Exercise
Identify the lines that include the word "name", then copy all of them.

Input data
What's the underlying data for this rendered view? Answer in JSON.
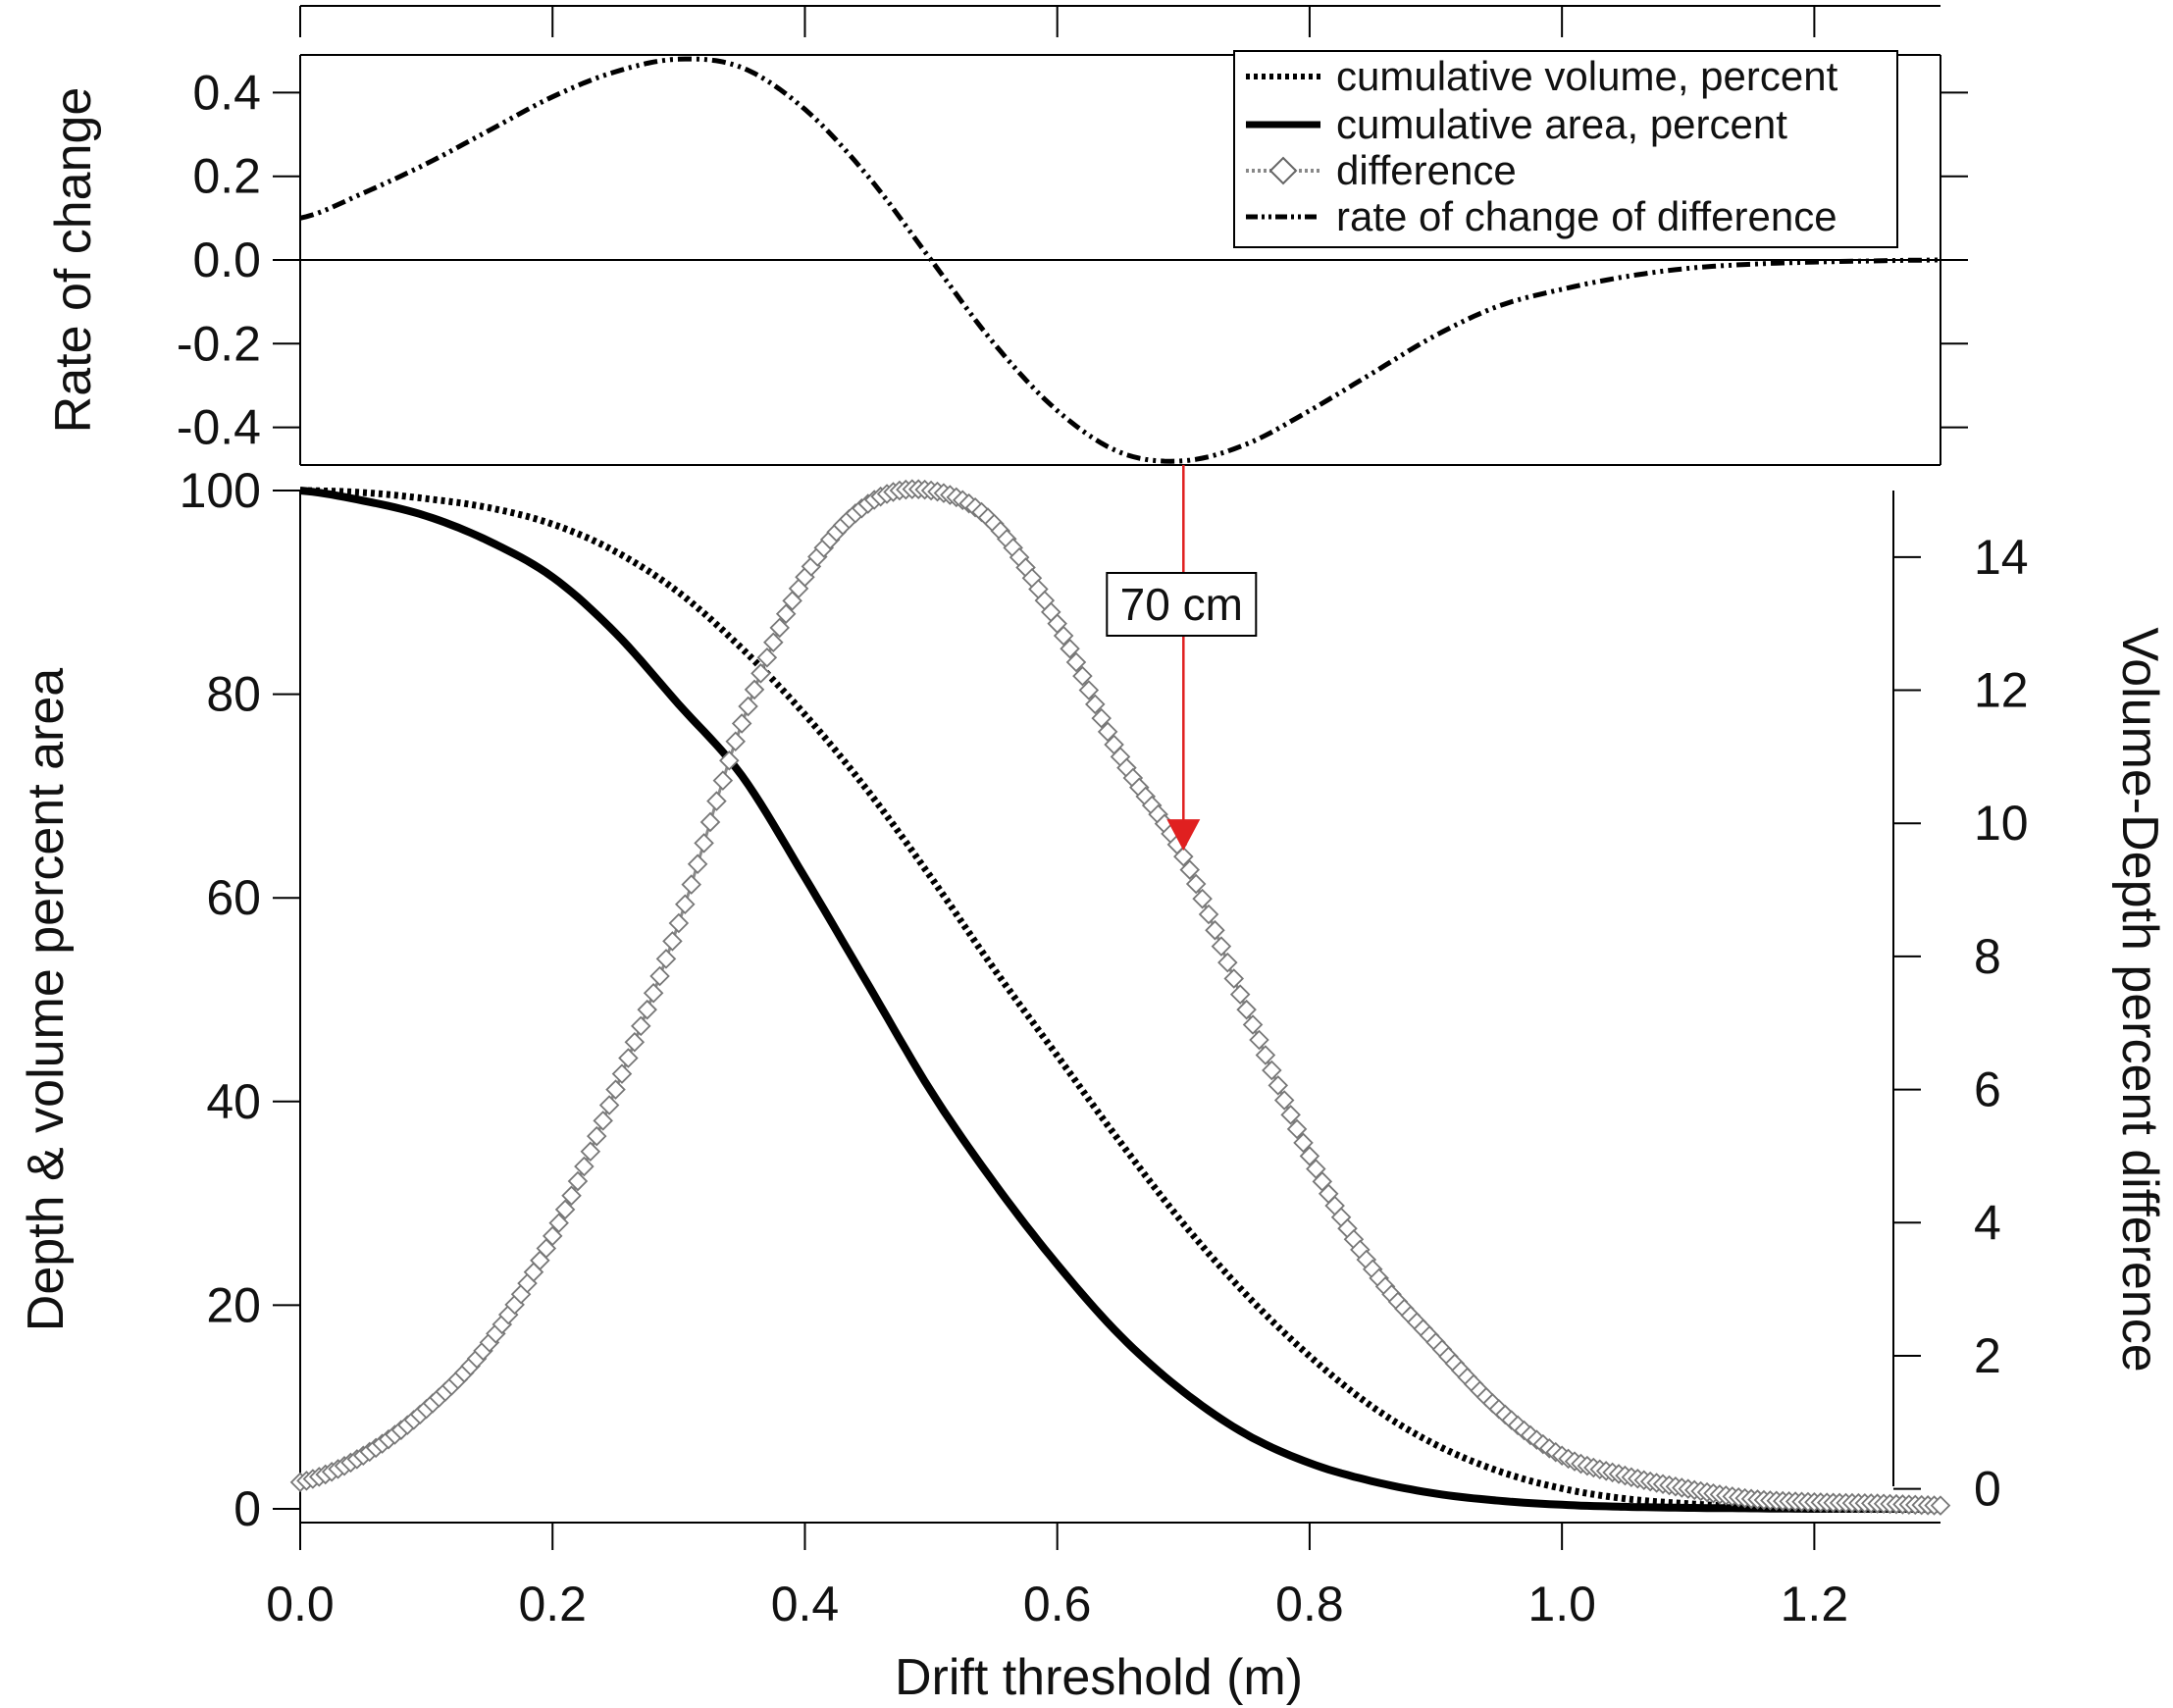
{
  "chart_data": [
    {
      "panel": "top",
      "type": "line",
      "ylabel": "Rate of change",
      "ylim": [
        -0.49,
        0.49
      ],
      "yticks": [
        "0.4",
        "0.2",
        "0.0",
        "-0.2",
        "-0.4"
      ],
      "yticks_values": [
        0.4,
        0.2,
        0.0,
        -0.2,
        -0.4
      ],
      "xlim": [
        0.0,
        1.3
      ],
      "zero_line": true,
      "series": [
        {
          "name": "rate of change of difference",
          "style": "dash-dot-dot",
          "color": "#000000",
          "x": [
            0.0,
            0.05,
            0.1,
            0.15,
            0.2,
            0.25,
            0.3,
            0.35,
            0.4,
            0.45,
            0.5,
            0.55,
            0.6,
            0.65,
            0.7,
            0.75,
            0.8,
            0.85,
            0.9,
            0.95,
            1.0,
            1.05,
            1.1,
            1.15,
            1.2,
            1.25,
            1.3
          ],
          "y": [
            0.1,
            0.16,
            0.23,
            0.31,
            0.39,
            0.45,
            0.48,
            0.46,
            0.36,
            0.2,
            0.0,
            -0.2,
            -0.36,
            -0.46,
            -0.48,
            -0.44,
            -0.36,
            -0.27,
            -0.18,
            -0.11,
            -0.07,
            -0.04,
            -0.02,
            -0.01,
            -0.005,
            -0.002,
            0.0
          ]
        }
      ]
    },
    {
      "panel": "bottom",
      "type": "line",
      "xlabel": "Drift threshold (m)",
      "ylabel": "Depth & volume percent area",
      "y2label": "Volume-Depth percent difference",
      "xlim": [
        0.0,
        1.3
      ],
      "xticks": [
        "0.0",
        "0.2",
        "0.4",
        "0.6",
        "0.8",
        "1.0",
        "1.2"
      ],
      "xticks_values": [
        0.0,
        0.2,
        0.4,
        0.6,
        0.8,
        1.0,
        1.2
      ],
      "ylim": [
        0,
        100
      ],
      "yticks": [
        "100",
        "80",
        "60",
        "40",
        "20",
        "0"
      ],
      "yticks_values": [
        100,
        80,
        60,
        40,
        20,
        0
      ],
      "y2lim": [
        -0.3,
        15.0
      ],
      "y2ticks": [
        "14",
        "12",
        "10",
        "8",
        "6",
        "4",
        "2",
        "0"
      ],
      "y2ticks_values": [
        14,
        12,
        10,
        8,
        6,
        4,
        2,
        0
      ],
      "series": [
        {
          "name": "cumulative volume, percent",
          "axis": "left",
          "style": "dotted",
          "color": "#000000",
          "x": [
            0.0,
            0.05,
            0.1,
            0.15,
            0.2,
            0.25,
            0.3,
            0.35,
            0.4,
            0.45,
            0.5,
            0.55,
            0.6,
            0.65,
            0.7,
            0.75,
            0.8,
            0.85,
            0.9,
            0.95,
            1.0,
            1.05,
            1.1,
            1.15,
            1.2,
            1.25,
            1.3
          ],
          "y": [
            100,
            99.8,
            99.2,
            98.3,
            96.7,
            94.0,
            90.0,
            84.5,
            78.0,
            70.5,
            62.0,
            53.0,
            44.5,
            36.0,
            28.0,
            21.0,
            15.0,
            10.0,
            6.3,
            3.7,
            2.0,
            1.0,
            0.5,
            0.2,
            0.1,
            0.05,
            0.0
          ]
        },
        {
          "name": "cumulative area, percent",
          "axis": "left",
          "style": "solid",
          "color": "#000000",
          "x": [
            0.0,
            0.05,
            0.1,
            0.15,
            0.2,
            0.25,
            0.3,
            0.35,
            0.4,
            0.45,
            0.5,
            0.55,
            0.6,
            0.65,
            0.7,
            0.75,
            0.8,
            0.85,
            0.9,
            0.95,
            1.0,
            1.05,
            1.1,
            1.15,
            1.2,
            1.25,
            1.3
          ],
          "y": [
            100,
            99.0,
            97.5,
            95.0,
            91.5,
            86.0,
            79.0,
            72.0,
            62.0,
            51.5,
            41.0,
            32.0,
            24.0,
            17.0,
            11.5,
            7.3,
            4.5,
            2.7,
            1.5,
            0.8,
            0.4,
            0.2,
            0.1,
            0.05,
            0.0,
            0.0,
            0.0
          ]
        },
        {
          "name": "difference",
          "axis": "right",
          "style": "diamond-markers",
          "color": "#8a8a8a",
          "x": [
            0.0,
            0.05,
            0.1,
            0.15,
            0.2,
            0.25,
            0.3,
            0.35,
            0.4,
            0.45,
            0.5,
            0.55,
            0.6,
            0.65,
            0.7,
            0.75,
            0.8,
            0.85,
            0.9,
            0.95,
            1.0,
            1.05,
            1.1,
            1.15,
            1.2,
            1.25,
            1.3
          ],
          "y": [
            0.1,
            0.5,
            1.2,
            2.2,
            3.8,
            6.0,
            8.5,
            11.5,
            13.7,
            14.8,
            15.0,
            14.5,
            13.0,
            11.0,
            9.5,
            7.2,
            5.0,
            3.3,
            2.2,
            1.2,
            0.5,
            0.2,
            0.0,
            -0.15,
            -0.2,
            -0.22,
            -0.25
          ]
        }
      ],
      "annotation": {
        "label": "70 cm",
        "x": 0.7,
        "arrow_to_y2": 9.5,
        "color": "#e02020"
      }
    }
  ],
  "legend": {
    "placement": "top-right",
    "items": [
      {
        "label": "cumulative volume, percent",
        "style": "dotted"
      },
      {
        "label": "cumulative area, percent",
        "style": "solid"
      },
      {
        "label": "difference",
        "style": "diamond"
      },
      {
        "label": "rate of change of difference",
        "style": "dash-dot-dot"
      }
    ]
  }
}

Task result
          "name": "rate of change of difference",
          "name": "cumulative volume, percent",
          "name": "cumulative area, percent",
          "name": "difference",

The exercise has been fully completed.